§ **GOAL**:
Retype the records below exactly as they appear.

§ **Data entries**:
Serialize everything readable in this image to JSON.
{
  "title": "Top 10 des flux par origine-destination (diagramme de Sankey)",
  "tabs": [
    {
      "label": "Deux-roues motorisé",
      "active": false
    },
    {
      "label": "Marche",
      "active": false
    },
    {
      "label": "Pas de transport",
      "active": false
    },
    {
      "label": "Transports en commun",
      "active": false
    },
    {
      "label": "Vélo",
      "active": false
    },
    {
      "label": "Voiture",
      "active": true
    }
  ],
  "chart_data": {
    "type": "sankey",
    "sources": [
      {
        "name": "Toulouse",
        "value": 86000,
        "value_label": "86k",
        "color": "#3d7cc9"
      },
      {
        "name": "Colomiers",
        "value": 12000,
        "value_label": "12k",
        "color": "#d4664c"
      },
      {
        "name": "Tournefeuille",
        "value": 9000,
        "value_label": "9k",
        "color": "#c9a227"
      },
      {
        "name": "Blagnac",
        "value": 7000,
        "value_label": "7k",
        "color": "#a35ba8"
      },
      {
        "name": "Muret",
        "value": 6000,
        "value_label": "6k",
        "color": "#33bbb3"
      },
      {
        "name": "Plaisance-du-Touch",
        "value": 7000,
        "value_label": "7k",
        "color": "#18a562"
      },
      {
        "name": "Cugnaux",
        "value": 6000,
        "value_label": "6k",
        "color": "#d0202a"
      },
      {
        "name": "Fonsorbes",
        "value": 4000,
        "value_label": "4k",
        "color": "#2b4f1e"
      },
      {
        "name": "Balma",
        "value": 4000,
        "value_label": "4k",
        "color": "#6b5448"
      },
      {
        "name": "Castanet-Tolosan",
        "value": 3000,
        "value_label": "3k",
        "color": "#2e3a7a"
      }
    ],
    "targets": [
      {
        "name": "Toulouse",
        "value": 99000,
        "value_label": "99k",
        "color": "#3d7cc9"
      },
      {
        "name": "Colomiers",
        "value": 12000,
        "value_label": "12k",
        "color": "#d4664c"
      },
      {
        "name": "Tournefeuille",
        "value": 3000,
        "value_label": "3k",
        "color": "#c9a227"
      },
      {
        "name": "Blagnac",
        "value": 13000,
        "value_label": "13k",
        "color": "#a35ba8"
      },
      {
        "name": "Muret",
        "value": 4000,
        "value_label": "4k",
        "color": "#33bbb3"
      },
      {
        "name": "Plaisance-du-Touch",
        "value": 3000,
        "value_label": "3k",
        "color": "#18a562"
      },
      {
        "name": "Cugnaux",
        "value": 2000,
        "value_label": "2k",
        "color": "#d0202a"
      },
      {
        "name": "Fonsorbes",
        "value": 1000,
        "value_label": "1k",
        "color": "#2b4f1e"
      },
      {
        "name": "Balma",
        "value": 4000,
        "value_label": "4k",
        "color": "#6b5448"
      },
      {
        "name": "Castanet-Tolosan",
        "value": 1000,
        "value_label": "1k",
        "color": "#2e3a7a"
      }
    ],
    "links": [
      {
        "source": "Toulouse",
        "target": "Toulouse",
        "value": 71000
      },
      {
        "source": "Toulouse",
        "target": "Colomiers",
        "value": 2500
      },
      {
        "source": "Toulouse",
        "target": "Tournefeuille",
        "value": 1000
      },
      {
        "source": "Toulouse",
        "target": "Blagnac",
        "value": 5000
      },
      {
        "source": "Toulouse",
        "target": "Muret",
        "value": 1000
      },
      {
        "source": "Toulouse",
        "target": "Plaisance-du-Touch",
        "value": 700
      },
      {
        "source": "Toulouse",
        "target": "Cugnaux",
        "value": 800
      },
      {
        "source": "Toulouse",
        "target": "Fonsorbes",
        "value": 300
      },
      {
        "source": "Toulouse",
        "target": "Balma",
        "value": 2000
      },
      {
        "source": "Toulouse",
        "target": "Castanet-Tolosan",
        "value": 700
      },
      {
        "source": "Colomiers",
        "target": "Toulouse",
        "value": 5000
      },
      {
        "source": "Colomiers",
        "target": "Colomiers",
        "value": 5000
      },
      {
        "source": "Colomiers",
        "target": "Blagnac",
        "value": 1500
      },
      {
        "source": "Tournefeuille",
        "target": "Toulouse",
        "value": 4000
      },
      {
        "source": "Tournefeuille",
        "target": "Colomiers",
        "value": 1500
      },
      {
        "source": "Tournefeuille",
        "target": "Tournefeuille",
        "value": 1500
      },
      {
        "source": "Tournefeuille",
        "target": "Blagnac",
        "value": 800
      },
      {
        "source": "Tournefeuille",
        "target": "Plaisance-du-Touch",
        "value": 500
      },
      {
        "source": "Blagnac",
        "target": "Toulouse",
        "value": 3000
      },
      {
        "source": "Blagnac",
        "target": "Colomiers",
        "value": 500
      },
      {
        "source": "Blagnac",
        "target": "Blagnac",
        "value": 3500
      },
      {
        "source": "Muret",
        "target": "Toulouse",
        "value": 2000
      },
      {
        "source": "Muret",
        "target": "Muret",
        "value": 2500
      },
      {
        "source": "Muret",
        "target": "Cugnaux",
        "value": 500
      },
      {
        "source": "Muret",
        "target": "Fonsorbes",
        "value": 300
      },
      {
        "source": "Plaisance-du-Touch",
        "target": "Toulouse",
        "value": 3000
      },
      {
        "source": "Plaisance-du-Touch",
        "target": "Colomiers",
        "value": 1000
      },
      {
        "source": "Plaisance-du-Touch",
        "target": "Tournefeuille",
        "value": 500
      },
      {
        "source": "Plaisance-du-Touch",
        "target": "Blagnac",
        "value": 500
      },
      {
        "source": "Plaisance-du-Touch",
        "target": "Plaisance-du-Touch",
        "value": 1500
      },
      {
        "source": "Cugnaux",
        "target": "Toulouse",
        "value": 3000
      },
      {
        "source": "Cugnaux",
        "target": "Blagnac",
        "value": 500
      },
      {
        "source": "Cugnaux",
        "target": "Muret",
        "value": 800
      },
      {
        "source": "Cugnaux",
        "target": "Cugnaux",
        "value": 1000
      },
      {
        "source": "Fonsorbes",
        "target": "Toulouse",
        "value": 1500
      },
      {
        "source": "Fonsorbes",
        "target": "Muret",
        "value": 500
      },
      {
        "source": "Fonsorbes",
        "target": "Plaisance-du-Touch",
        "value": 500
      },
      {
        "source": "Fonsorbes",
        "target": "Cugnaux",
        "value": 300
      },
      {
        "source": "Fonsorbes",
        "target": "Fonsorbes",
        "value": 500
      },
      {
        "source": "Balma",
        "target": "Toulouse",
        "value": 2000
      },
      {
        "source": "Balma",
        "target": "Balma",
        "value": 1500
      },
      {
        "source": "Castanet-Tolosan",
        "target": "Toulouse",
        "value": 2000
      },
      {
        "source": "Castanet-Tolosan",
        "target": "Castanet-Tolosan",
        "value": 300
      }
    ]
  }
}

§ **EXERCISE OUTPUT**:
Serialize everything readable in this image to JSON.
{
  "title": "Top 10 des flux par origine-destination (diagramme de Sankey)",
  "tabs": [
    {
      "label": "Deux-roues motorisé",
      "active": false
    },
    {
      "label": "Marche",
      "active": false
    },
    {
      "label": "Pas de transport",
      "active": false
    },
    {
      "label": "Transports en commun",
      "active": false
    },
    {
      "label": "Vélo",
      "active": false
    },
    {
      "label": "Voiture",
      "active": true
    }
  ],
  "chart_data": {
    "type": "sankey",
    "sources": [
      {
        "name": "Toulouse",
        "value": 86000,
        "value_label": "86k",
        "color": "#3d7cc9"
      },
      {
        "name": "Colomiers",
        "value": 12000,
        "value_label": "12k",
        "color": "#d4664c"
      },
      {
        "name": "Tournefeuille",
        "value": 9000,
        "value_label": "9k",
        "color": "#c9a227"
      },
      {
        "name": "Blagnac",
        "value": 7000,
        "value_label": "7k",
        "color": "#a35ba8"
      },
      {
        "name": "Muret",
        "value": 6000,
        "value_label": "6k",
        "color": "#33bbb3"
      },
      {
        "name": "Plaisance-du-Touch",
        "value": 7000,
        "value_label": "7k",
        "color": "#18a562"
      },
      {
        "name": "Cugnaux",
        "value": 6000,
        "value_label": "6k",
        "color": "#d0202a"
      },
      {
        "name": "Fonsorbes",
        "value": 4000,
        "value_label": "4k",
        "color": "#2b4f1e"
      },
      {
        "name": "Balma",
        "value": 4000,
        "value_label": "4k",
        "color": "#6b5448"
      },
      {
        "name": "Castanet-Tolosan",
        "value": 3000,
        "value_label": "3k",
        "color": "#2e3a7a"
      }
    ],
    "targets": [
      {
        "name": "Toulouse",
        "value": 99000,
        "value_label": "99k",
        "color": "#3d7cc9"
      },
      {
        "name": "Colomiers",
        "value": 12000,
        "value_label": "12k",
        "color": "#d4664c"
      },
      {
        "name": "Tournefeuille",
        "value": 3000,
        "value_label": "3k",
        "color": "#c9a227"
      },
      {
        "name": "Blagnac",
        "value": 13000,
        "value_label": "13k",
        "color": "#a35ba8"
      },
      {
        "name": "Muret",
        "value": 4000,
        "value_label": "4k",
        "color": "#33bbb3"
      },
      {
        "name": "Plaisance-du-Touch",
        "value": 3000,
        "value_label": "3k",
        "color": "#18a562"
      },
      {
        "name": "Cugnaux",
        "value": 2000,
        "value_label": "2k",
        "color": "#d0202a"
      },
      {
        "name": "Fonsorbes",
        "value": 1000,
        "value_label": "1k",
        "color": "#2b4f1e"
      },
      {
        "name": "Balma",
        "value": 4000,
        "value_label": "4k",
        "color": "#6b5448"
      },
      {
        "name": "Castanet-Tolosan",
        "value": 1000,
        "value_label": "1k",
        "color": "#2e3a7a"
      }
    ],
    "links": [
      {
        "source": "Toulouse",
        "target": "Toulouse",
        "value": 71000
      },
      {
        "source": "Toulouse",
        "target": "Colomiers",
        "value": 2500
      },
      {
        "source": "Toulouse",
        "target": "Tournefeuille",
        "value": 1000
      },
      {
        "source": "Toulouse",
        "target": "Blagnac",
        "value": 5000
      },
      {
        "source": "Toulouse",
        "target": "Muret",
        "value": 1000
      },
      {
        "source": "Toulouse",
        "target": "Plaisance-du-Touch",
        "value": 700
      },
      {
        "source": "Toulouse",
        "target": "Cugnaux",
        "value": 800
      },
      {
        "source": "Toulouse",
        "target": "Fonsorbes",
        "value": 300
      },
      {
        "source": "Toulouse",
        "target": "Balma",
        "value": 2000
      },
      {
        "source": "Toulouse",
        "target": "Castanet-Tolosan",
        "value": 700
      },
      {
        "source": "Colomiers",
        "target": "Toulouse",
        "value": 5000
      },
      {
        "source": "Colomiers",
        "target": "Colomiers",
        "value": 5000
      },
      {
        "source": "Colomiers",
        "target": "Blagnac",
        "value": 1500
      },
      {
        "source": "Tournefeuille",
        "target": "Toulouse",
        "value": 4000
      },
      {
        "source": "Tournefeuille",
        "target": "Colomiers",
        "value": 1500
      },
      {
        "source": "Tournefeuille",
        "target": "Tournefeuille",
        "value": 1500
      },
      {
        "source": "Tournefeuille",
        "target": "Blagnac",
        "value": 800
      },
      {
        "source": "Tournefeuille",
        "target": "Plaisance-du-Touch",
        "value": 500
      },
      {
        "source": "Blagnac",
        "target": "Toulouse",
        "value": 3000
      },
      {
        "source": "Blagnac",
        "target": "Colomiers",
        "value": 500
      },
      {
        "source": "Blagnac",
        "target": "Blagnac",
        "value": 3500
      },
      {
        "source": "Muret",
        "target": "Toulouse",
        "value": 2000
      },
      {
        "source": "Muret",
        "target": "Muret",
        "value": 2500
      },
      {
        "source": "Muret",
        "target": "Cugnaux",
        "value": 500
      },
      {
        "source": "Muret",
        "target": "Fonsorbes",
        "value": 300
      },
      {
        "source": "Plaisance-du-Touch",
        "target": "Toulouse",
        "value": 3000
      },
      {
        "source": "Plaisance-du-Touch",
        "target": "Colomiers",
        "value": 1000
      },
      {
        "source": "Plaisance-du-Touch",
        "target": "Tournefeuille",
        "value": 500
      },
      {
        "source": "Plaisance-du-Touch",
        "target": "Blagnac",
        "value": 500
      },
      {
        "source": "Plaisance-du-Touch",
        "target": "Plaisance-du-Touch",
        "value": 1500
      },
      {
        "source": "Cugnaux",
        "target": "Toulouse",
        "value": 3000
      },
      {
        "source": "Cugnaux",
        "target": "Blagnac",
        "value": 500
      },
      {
        "source": "Cugnaux",
        "target": "Muret",
        "value": 800
      },
      {
        "source": "Cugnaux",
        "target": "Cugnaux",
        "value": 1000
      },
      {
        "source": "Fonsorbes",
        "target": "Toulouse",
        "value": 1500
      },
      {
        "source": "Fonsorbes",
        "target": "Muret",
        "value": 500
      },
      {
        "source": "Fonsorbes",
        "target": "Plaisance-du-Touch",
        "value": 500
      },
      {
        "source": "Fonsorbes",
        "target": "Cugnaux",
        "value": 300
      },
      {
        "source": "Fonsorbes",
        "target": "Fonsorbes",
        "value": 500
      },
      {
        "source": "Balma",
        "target": "Toulouse",
        "value": 2000
      },
      {
        "source": "Balma",
        "target": "Balma",
        "value": 1500
      },
      {
        "source": "Castanet-Tolosan",
        "target": "Toulouse",
        "value": 2000
      },
      {
        "source": "Castanet-Tolosan",
        "target": "Castanet-Tolosan",
        "value": 300
      }
    ]
  }
}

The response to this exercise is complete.